=== Listing ===
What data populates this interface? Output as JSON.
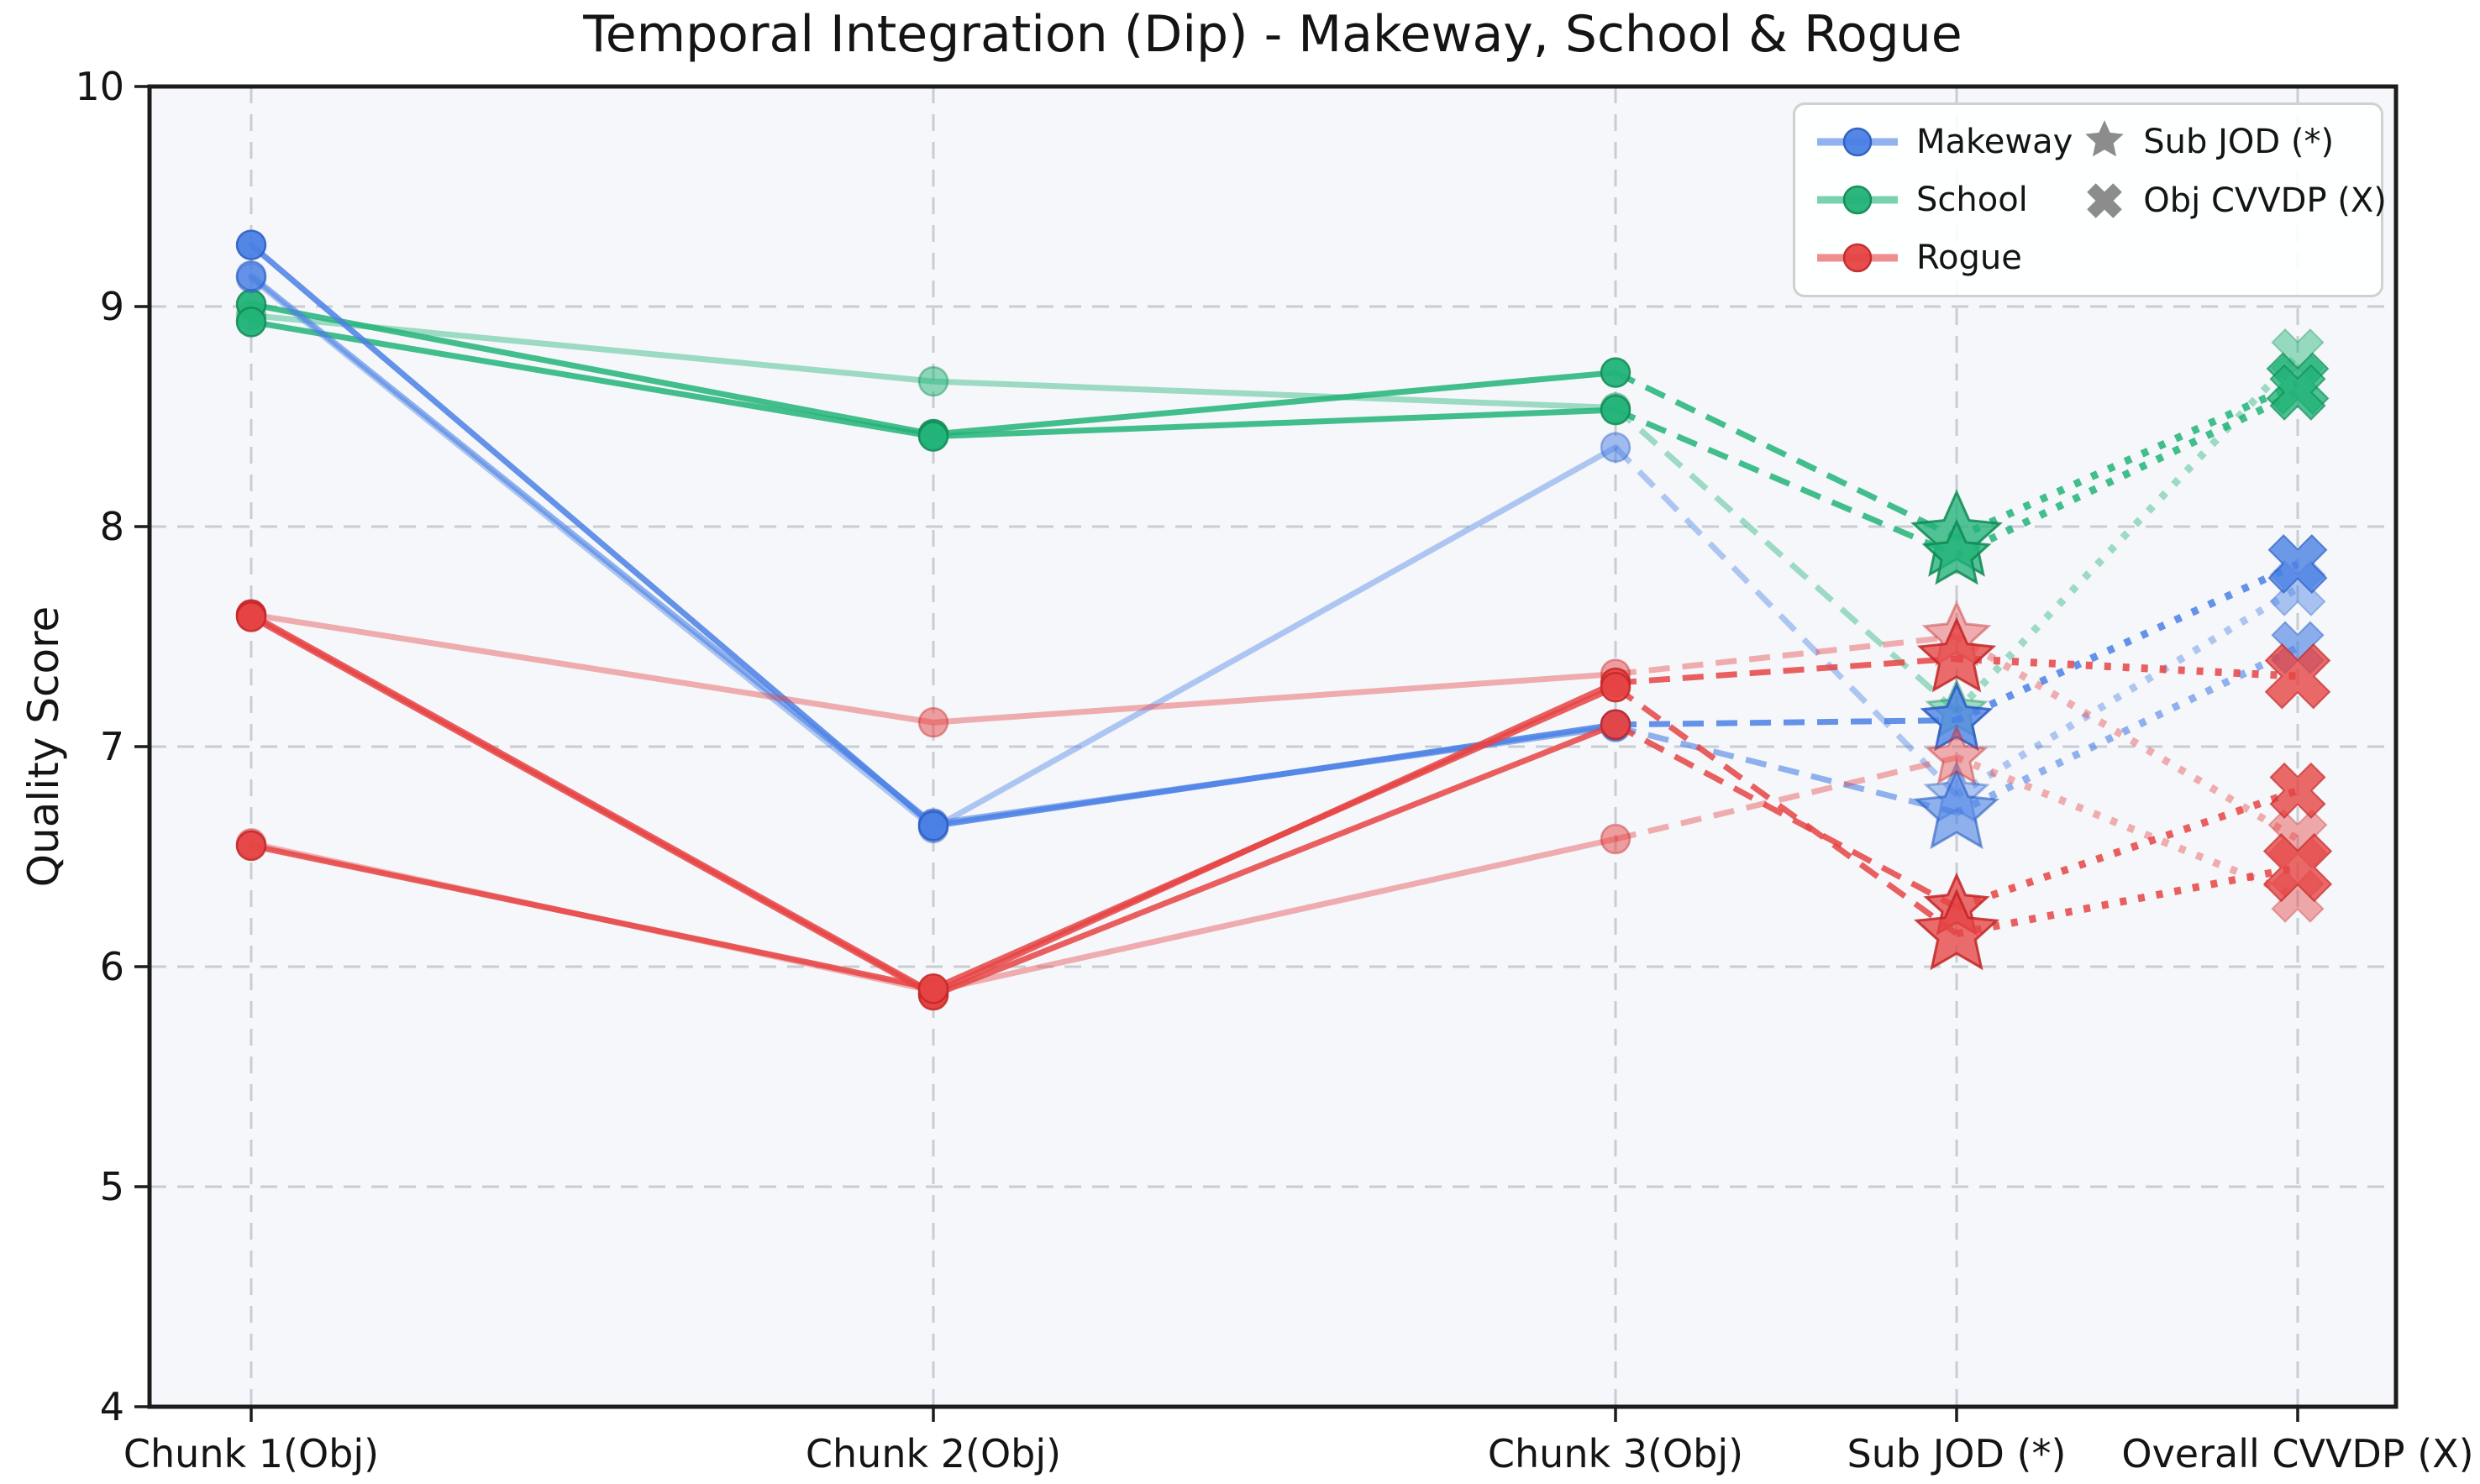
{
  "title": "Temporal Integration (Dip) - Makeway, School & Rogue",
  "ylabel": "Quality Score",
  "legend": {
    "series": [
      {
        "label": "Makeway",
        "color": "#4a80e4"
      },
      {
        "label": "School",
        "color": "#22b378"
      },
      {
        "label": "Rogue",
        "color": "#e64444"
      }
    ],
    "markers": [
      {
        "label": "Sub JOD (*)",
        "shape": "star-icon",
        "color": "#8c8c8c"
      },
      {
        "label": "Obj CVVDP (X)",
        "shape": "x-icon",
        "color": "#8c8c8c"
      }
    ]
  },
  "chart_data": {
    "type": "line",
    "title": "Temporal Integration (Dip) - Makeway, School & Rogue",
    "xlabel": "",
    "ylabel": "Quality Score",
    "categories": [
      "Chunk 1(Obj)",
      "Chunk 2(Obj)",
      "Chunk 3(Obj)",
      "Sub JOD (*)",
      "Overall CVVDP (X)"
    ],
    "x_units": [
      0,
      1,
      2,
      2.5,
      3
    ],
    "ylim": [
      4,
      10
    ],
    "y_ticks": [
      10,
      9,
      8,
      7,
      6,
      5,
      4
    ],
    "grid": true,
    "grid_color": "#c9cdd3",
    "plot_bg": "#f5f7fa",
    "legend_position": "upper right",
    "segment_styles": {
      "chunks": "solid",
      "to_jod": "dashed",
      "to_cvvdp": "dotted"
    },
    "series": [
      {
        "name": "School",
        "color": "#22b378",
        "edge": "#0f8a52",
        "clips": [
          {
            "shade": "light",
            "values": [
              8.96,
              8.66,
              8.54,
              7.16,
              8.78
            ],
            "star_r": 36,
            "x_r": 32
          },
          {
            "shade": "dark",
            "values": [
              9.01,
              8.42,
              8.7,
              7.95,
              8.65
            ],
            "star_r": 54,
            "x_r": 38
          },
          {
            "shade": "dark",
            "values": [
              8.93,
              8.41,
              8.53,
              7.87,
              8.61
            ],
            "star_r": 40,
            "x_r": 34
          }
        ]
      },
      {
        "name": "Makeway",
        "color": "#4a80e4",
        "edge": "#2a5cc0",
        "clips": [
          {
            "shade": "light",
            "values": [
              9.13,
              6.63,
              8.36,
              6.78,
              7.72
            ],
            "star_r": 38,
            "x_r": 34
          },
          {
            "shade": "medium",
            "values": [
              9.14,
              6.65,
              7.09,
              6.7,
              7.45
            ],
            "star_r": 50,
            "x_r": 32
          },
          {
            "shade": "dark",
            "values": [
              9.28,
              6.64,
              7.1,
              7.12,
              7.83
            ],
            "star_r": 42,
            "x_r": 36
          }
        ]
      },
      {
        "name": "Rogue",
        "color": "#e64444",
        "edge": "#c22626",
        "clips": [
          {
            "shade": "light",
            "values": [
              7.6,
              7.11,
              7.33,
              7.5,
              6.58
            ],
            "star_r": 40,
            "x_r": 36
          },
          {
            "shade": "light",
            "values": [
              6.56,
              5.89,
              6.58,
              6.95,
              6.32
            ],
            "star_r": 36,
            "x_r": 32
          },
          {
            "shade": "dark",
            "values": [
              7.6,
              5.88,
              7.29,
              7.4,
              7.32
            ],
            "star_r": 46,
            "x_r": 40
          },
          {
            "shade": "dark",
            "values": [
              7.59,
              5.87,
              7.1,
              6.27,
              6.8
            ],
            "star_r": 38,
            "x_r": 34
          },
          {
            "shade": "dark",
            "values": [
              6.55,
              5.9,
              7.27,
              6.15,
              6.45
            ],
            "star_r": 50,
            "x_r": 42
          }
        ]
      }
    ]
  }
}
===
→ **Goal of the exercise**
Copy out each record shown above without alteration, skipping any picture.

→ **Solution to the problem**
What data populates this interface? Output as JSON.
{
  "title": "Temporal Integration (Dip) - Makeway, School & Rogue",
  "ylabel": "Quality Score",
  "legend": {
    "series": [
      {
        "label": "Makeway",
        "color": "#4a80e4"
      },
      {
        "label": "School",
        "color": "#22b378"
      },
      {
        "label": "Rogue",
        "color": "#e64444"
      }
    ],
    "markers": [
      {
        "label": "Sub JOD (*)",
        "shape": "star-icon",
        "color": "#8c8c8c"
      },
      {
        "label": "Obj CVVDP (X)",
        "shape": "x-icon",
        "color": "#8c8c8c"
      }
    ]
  },
  "chart_data": {
    "type": "line",
    "title": "Temporal Integration (Dip) - Makeway, School & Rogue",
    "xlabel": "",
    "ylabel": "Quality Score",
    "categories": [
      "Chunk 1(Obj)",
      "Chunk 2(Obj)",
      "Chunk 3(Obj)",
      "Sub JOD (*)",
      "Overall CVVDP (X)"
    ],
    "x_units": [
      0,
      1,
      2,
      2.5,
      3
    ],
    "ylim": [
      4,
      10
    ],
    "y_ticks": [
      10,
      9,
      8,
      7,
      6,
      5,
      4
    ],
    "grid": true,
    "grid_color": "#c9cdd3",
    "plot_bg": "#f5f7fa",
    "legend_position": "upper right",
    "segment_styles": {
      "chunks": "solid",
      "to_jod": "dashed",
      "to_cvvdp": "dotted"
    },
    "series": [
      {
        "name": "School",
        "color": "#22b378",
        "edge": "#0f8a52",
        "clips": [
          {
            "shade": "light",
            "values": [
              8.96,
              8.66,
              8.54,
              7.16,
              8.78
            ],
            "star_r": 36,
            "x_r": 32
          },
          {
            "shade": "dark",
            "values": [
              9.01,
              8.42,
              8.7,
              7.95,
              8.65
            ],
            "star_r": 54,
            "x_r": 38
          },
          {
            "shade": "dark",
            "values": [
              8.93,
              8.41,
              8.53,
              7.87,
              8.61
            ],
            "star_r": 40,
            "x_r": 34
          }
        ]
      },
      {
        "name": "Makeway",
        "color": "#4a80e4",
        "edge": "#2a5cc0",
        "clips": [
          {
            "shade": "light",
            "values": [
              9.13,
              6.63,
              8.36,
              6.78,
              7.72
            ],
            "star_r": 38,
            "x_r": 34
          },
          {
            "shade": "medium",
            "values": [
              9.14,
              6.65,
              7.09,
              6.7,
              7.45
            ],
            "star_r": 50,
            "x_r": 32
          },
          {
            "shade": "dark",
            "values": [
              9.28,
              6.64,
              7.1,
              7.12,
              7.83
            ],
            "star_r": 42,
            "x_r": 36
          }
        ]
      },
      {
        "name": "Rogue",
        "color": "#e64444",
        "edge": "#c22626",
        "clips": [
          {
            "shade": "light",
            "values": [
              7.6,
              7.11,
              7.33,
              7.5,
              6.58
            ],
            "star_r": 40,
            "x_r": 36
          },
          {
            "shade": "light",
            "values": [
              6.56,
              5.89,
              6.58,
              6.95,
              6.32
            ],
            "star_r": 36,
            "x_r": 32
          },
          {
            "shade": "dark",
            "values": [
              7.6,
              5.88,
              7.29,
              7.4,
              7.32
            ],
            "star_r": 46,
            "x_r": 40
          },
          {
            "shade": "dark",
            "values": [
              7.59,
              5.87,
              7.1,
              6.27,
              6.8
            ],
            "star_r": 38,
            "x_r": 34
          },
          {
            "shade": "dark",
            "values": [
              6.55,
              5.9,
              7.27,
              6.15,
              6.45
            ],
            "star_r": 50,
            "x_r": 42
          }
        ]
      }
    ]
  }
}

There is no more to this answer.